:: DIRECTION ::
Every line of the material below must be repeated exactly.

[Data entries]
####################

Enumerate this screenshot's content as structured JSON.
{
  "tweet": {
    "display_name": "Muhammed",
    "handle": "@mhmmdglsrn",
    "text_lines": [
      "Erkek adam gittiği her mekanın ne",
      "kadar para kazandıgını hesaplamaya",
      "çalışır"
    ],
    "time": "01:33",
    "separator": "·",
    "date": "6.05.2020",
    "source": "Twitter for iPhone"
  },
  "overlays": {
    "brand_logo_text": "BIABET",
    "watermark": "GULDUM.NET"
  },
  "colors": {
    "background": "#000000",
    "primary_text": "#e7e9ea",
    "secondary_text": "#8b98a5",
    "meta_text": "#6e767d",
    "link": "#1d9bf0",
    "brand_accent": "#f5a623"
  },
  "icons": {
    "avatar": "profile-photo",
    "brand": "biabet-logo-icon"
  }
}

####################

:: EXERCISE OUTPUT ::
Enumerate this screenshot's content as structured JSON.
{
  "tweet": {
    "display_name": "Muhammed",
    "handle": "@mhmmdglsrn",
    "text_lines": [
      "Erkek adam gittiği her mekanın ne",
      "kadar para kazandıgını hesaplamaya",
      "çalışır"
    ],
    "time": "01:33",
    "separator": "·",
    "date": "6.05.2020",
    "source": "Twitter for iPhone"
  },
  "overlays": {
    "brand_logo_text": "BIABET",
    "watermark": "GULDUM.NET"
  },
  "colors": {
    "background": "#000000",
    "primary_text": "#e7e9ea",
    "secondary_text": "#8b98a5",
    "meta_text": "#6e767d",
    "link": "#1d9bf0",
    "brand_accent": "#f5a623"
  },
  "icons": {
    "avatar": "profile-photo",
    "brand": "biabet-logo-icon"
  }
}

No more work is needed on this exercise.